Transcribe each entry below exactly. Pictures do not go in the copy.

▶ _Supplied entries_:

####################

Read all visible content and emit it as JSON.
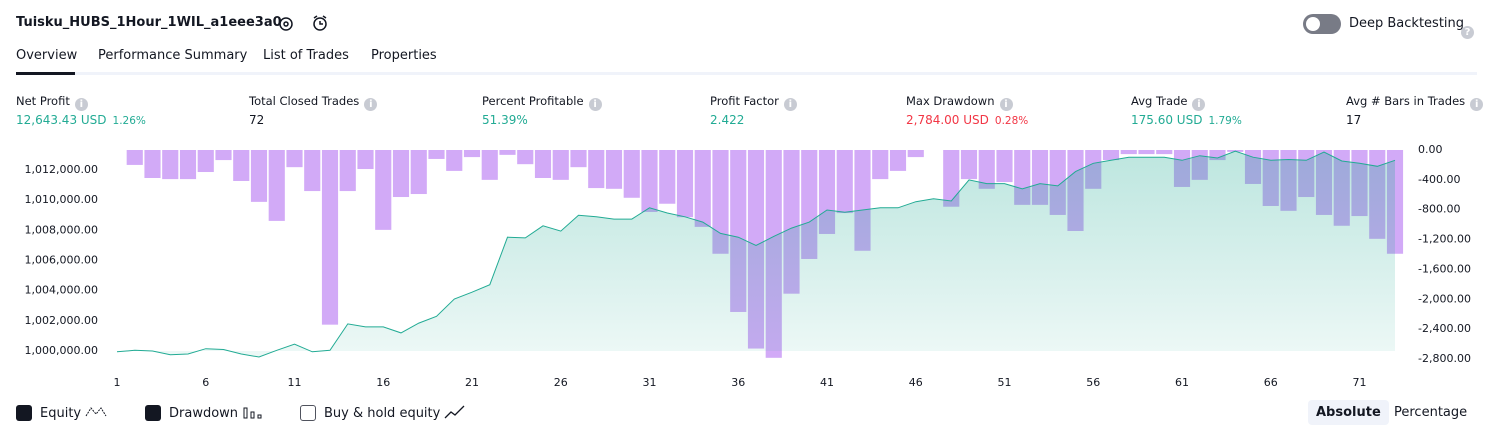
{
  "header": {
    "title": "Tuisku_HUBS_1Hour_1WIL_a1eee3a0",
    "deep_backtesting": "Deep Backtesting"
  },
  "tabs": [
    "Overview",
    "Performance Summary",
    "List of Trades",
    "Properties"
  ],
  "metrics": [
    {
      "label": "Net Profit",
      "value": "12,643.43 USD",
      "pct": "1.26%",
      "color": "#22ab94"
    },
    {
      "label": "Total Closed Trades",
      "value": "72",
      "color": "#131722"
    },
    {
      "label": "Percent Profitable",
      "value": "51.39%",
      "color": "#22ab94"
    },
    {
      "label": "Profit Factor",
      "value": "2.422",
      "color": "#22ab94"
    },
    {
      "label": "Max Drawdown",
      "value": "2,784.00 USD",
      "pct": "0.28%",
      "color": "#f23645"
    },
    {
      "label": "Avg Trade",
      "value": "175.60 USD",
      "pct": "1.79%",
      "color": "#22ab94"
    },
    {
      "label": "Avg # Bars in Trades",
      "value": "17",
      "color": "#131722"
    }
  ],
  "chart_data": {
    "type": "bar-line",
    "x": [
      1,
      2,
      3,
      4,
      5,
      6,
      7,
      8,
      9,
      10,
      11,
      12,
      13,
      14,
      15,
      16,
      17,
      18,
      19,
      20,
      21,
      22,
      23,
      24,
      25,
      26,
      27,
      28,
      29,
      30,
      31,
      32,
      33,
      34,
      35,
      36,
      37,
      38,
      39,
      40,
      41,
      42,
      43,
      44,
      45,
      46,
      47,
      48,
      49,
      50,
      51,
      52,
      53,
      54,
      55,
      56,
      57,
      58,
      59,
      60,
      61,
      62,
      63,
      64,
      65,
      66,
      67,
      68,
      69,
      70,
      71,
      72,
      73
    ],
    "xlim": [
      1,
      73
    ],
    "xticks": [
      1,
      6,
      11,
      16,
      21,
      26,
      31,
      36,
      41,
      46,
      51,
      56,
      61,
      66,
      71
    ],
    "ylim": [
      999470,
      1013330
    ],
    "yticks": [
      {
        "value": 1000000,
        "label": "1,000,000.00"
      },
      {
        "value": 1002000,
        "label": "1,002,000.00"
      },
      {
        "value": 1004000,
        "label": "1,004,000.00"
      },
      {
        "value": 1006000,
        "label": "1,006,000.00"
      },
      {
        "value": 1008000,
        "label": "1,008,000.00"
      },
      {
        "value": 1010000,
        "label": "1,010,000.00"
      },
      {
        "value": 1012000,
        "label": "1,012,000.00"
      }
    ],
    "y2lim": [
      -2800,
      0
    ],
    "y2ticks": [
      {
        "value": 0,
        "label": "0.00"
      },
      {
        "value": -400,
        "label": "-400.00"
      },
      {
        "value": -800,
        "label": "-800.00"
      },
      {
        "value": -1200,
        "label": "-1,200.00"
      },
      {
        "value": -1600,
        "label": "-1,600.00"
      },
      {
        "value": -2000,
        "label": "-2,000.00"
      },
      {
        "value": -2400,
        "label": "-2,400.00"
      },
      {
        "value": -2800,
        "label": "-2,800.00"
      }
    ],
    "series": [
      {
        "name": "Equity",
        "color": "#22ab94",
        "values": [
          999950,
          1000050,
          1000000,
          999750,
          999800,
          1000150,
          1000100,
          999800,
          999600,
          1000050,
          1000450,
          999950,
          1000050,
          1001800,
          1001600,
          1001600,
          1001200,
          1001850,
          1002300,
          1003450,
          1003900,
          1004400,
          1007550,
          1007500,
          1008300,
          1007950,
          1009000,
          1008900,
          1008750,
          1008750,
          1009500,
          1009150,
          1008900,
          1008550,
          1007800,
          1007550,
          1007000,
          1007600,
          1008150,
          1008550,
          1009350,
          1009200,
          1009350,
          1009500,
          1009500,
          1009900,
          1010100,
          1009950,
          1011350,
          1011100,
          1011100,
          1010750,
          1011100,
          1010950,
          1011900,
          1012450,
          1012650,
          1012850,
          1012850,
          1012850,
          1012650,
          1012950,
          1012800,
          1013250,
          1012850,
          1012650,
          1012700,
          1012650,
          1013200,
          1012600,
          1012450,
          1012250,
          1012650
        ]
      },
      {
        "name": "Drawdown",
        "color": "#d2aaf7",
        "axis": "y2",
        "values": [
          null,
          -200,
          -375,
          -390,
          -390,
          -295,
          -135,
          -415,
          -695,
          -950,
          -230,
          -550,
          -2340,
          -550,
          -255,
          -1070,
          -630,
          -590,
          -120,
          -280,
          -95,
          -400,
          -65,
          -190,
          -375,
          -400,
          -230,
          -510,
          -520,
          -640,
          -830,
          -720,
          -900,
          -1030,
          -1390,
          -2170,
          -2660,
          -2784,
          -1925,
          -1460,
          -1125,
          -845,
          -1350,
          -390,
          -280,
          -95,
          0,
          -760,
          -390,
          -520,
          -430,
          -735,
          -735,
          -870,
          -1085,
          -520,
          -135,
          -55,
          -55,
          -55,
          -495,
          -400,
          -135,
          -25,
          -455,
          -750,
          -815,
          -630,
          -870,
          -1015,
          -885,
          -1190,
          -1390
        ]
      }
    ],
    "buy_hold": "Buy & hold equity"
  },
  "modes": [
    "Absolute",
    "Percentage"
  ]
}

####################

▶ _Final answer_:
Read all visible content and emit it as JSON.
{
  "header": {
    "title": "Tuisku_HUBS_1Hour_1WIL_a1eee3a0",
    "deep_backtesting": "Deep Backtesting"
  },
  "tabs": [
    "Overview",
    "Performance Summary",
    "List of Trades",
    "Properties"
  ],
  "metrics": [
    {
      "label": "Net Profit",
      "value": "12,643.43 USD",
      "pct": "1.26%",
      "color": "#22ab94"
    },
    {
      "label": "Total Closed Trades",
      "value": "72",
      "color": "#131722"
    },
    {
      "label": "Percent Profitable",
      "value": "51.39%",
      "color": "#22ab94"
    },
    {
      "label": "Profit Factor",
      "value": "2.422",
      "color": "#22ab94"
    },
    {
      "label": "Max Drawdown",
      "value": "2,784.00 USD",
      "pct": "0.28%",
      "color": "#f23645"
    },
    {
      "label": "Avg Trade",
      "value": "175.60 USD",
      "pct": "1.79%",
      "color": "#22ab94"
    },
    {
      "label": "Avg # Bars in Trades",
      "value": "17",
      "color": "#131722"
    }
  ],
  "chart_data": {
    "type": "bar-line",
    "x": [
      1,
      2,
      3,
      4,
      5,
      6,
      7,
      8,
      9,
      10,
      11,
      12,
      13,
      14,
      15,
      16,
      17,
      18,
      19,
      20,
      21,
      22,
      23,
      24,
      25,
      26,
      27,
      28,
      29,
      30,
      31,
      32,
      33,
      34,
      35,
      36,
      37,
      38,
      39,
      40,
      41,
      42,
      43,
      44,
      45,
      46,
      47,
      48,
      49,
      50,
      51,
      52,
      53,
      54,
      55,
      56,
      57,
      58,
      59,
      60,
      61,
      62,
      63,
      64,
      65,
      66,
      67,
      68,
      69,
      70,
      71,
      72,
      73
    ],
    "xlim": [
      1,
      73
    ],
    "xticks": [
      1,
      6,
      11,
      16,
      21,
      26,
      31,
      36,
      41,
      46,
      51,
      56,
      61,
      66,
      71
    ],
    "ylim": [
      999470,
      1013330
    ],
    "yticks": [
      {
        "value": 1000000,
        "label": "1,000,000.00"
      },
      {
        "value": 1002000,
        "label": "1,002,000.00"
      },
      {
        "value": 1004000,
        "label": "1,004,000.00"
      },
      {
        "value": 1006000,
        "label": "1,006,000.00"
      },
      {
        "value": 1008000,
        "label": "1,008,000.00"
      },
      {
        "value": 1010000,
        "label": "1,010,000.00"
      },
      {
        "value": 1012000,
        "label": "1,012,000.00"
      }
    ],
    "y2lim": [
      -2800,
      0
    ],
    "y2ticks": [
      {
        "value": 0,
        "label": "0.00"
      },
      {
        "value": -400,
        "label": "-400.00"
      },
      {
        "value": -800,
        "label": "-800.00"
      },
      {
        "value": -1200,
        "label": "-1,200.00"
      },
      {
        "value": -1600,
        "label": "-1,600.00"
      },
      {
        "value": -2000,
        "label": "-2,000.00"
      },
      {
        "value": -2400,
        "label": "-2,400.00"
      },
      {
        "value": -2800,
        "label": "-2,800.00"
      }
    ],
    "series": [
      {
        "name": "Equity",
        "color": "#22ab94",
        "values": [
          999950,
          1000050,
          1000000,
          999750,
          999800,
          1000150,
          1000100,
          999800,
          999600,
          1000050,
          1000450,
          999950,
          1000050,
          1001800,
          1001600,
          1001600,
          1001200,
          1001850,
          1002300,
          1003450,
          1003900,
          1004400,
          1007550,
          1007500,
          1008300,
          1007950,
          1009000,
          1008900,
          1008750,
          1008750,
          1009500,
          1009150,
          1008900,
          1008550,
          1007800,
          1007550,
          1007000,
          1007600,
          1008150,
          1008550,
          1009350,
          1009200,
          1009350,
          1009500,
          1009500,
          1009900,
          1010100,
          1009950,
          1011350,
          1011100,
          1011100,
          1010750,
          1011100,
          1010950,
          1011900,
          1012450,
          1012650,
          1012850,
          1012850,
          1012850,
          1012650,
          1012950,
          1012800,
          1013250,
          1012850,
          1012650,
          1012700,
          1012650,
          1013200,
          1012600,
          1012450,
          1012250,
          1012650
        ]
      },
      {
        "name": "Drawdown",
        "color": "#d2aaf7",
        "axis": "y2",
        "values": [
          null,
          -200,
          -375,
          -390,
          -390,
          -295,
          -135,
          -415,
          -695,
          -950,
          -230,
          -550,
          -2340,
          -550,
          -255,
          -1070,
          -630,
          -590,
          -120,
          -280,
          -95,
          -400,
          -65,
          -190,
          -375,
          -400,
          -230,
          -510,
          -520,
          -640,
          -830,
          -720,
          -900,
          -1030,
          -1390,
          -2170,
          -2660,
          -2784,
          -1925,
          -1460,
          -1125,
          -845,
          -1350,
          -390,
          -280,
          -95,
          0,
          -760,
          -390,
          -520,
          -430,
          -735,
          -735,
          -870,
          -1085,
          -520,
          -135,
          -55,
          -55,
          -55,
          -495,
          -400,
          -135,
          -25,
          -455,
          -750,
          -815,
          -630,
          -870,
          -1015,
          -885,
          -1190,
          -1390
        ]
      }
    ],
    "buy_hold": "Buy & hold equity"
  },
  "modes": [
    "Absolute",
    "Percentage"
  ]
}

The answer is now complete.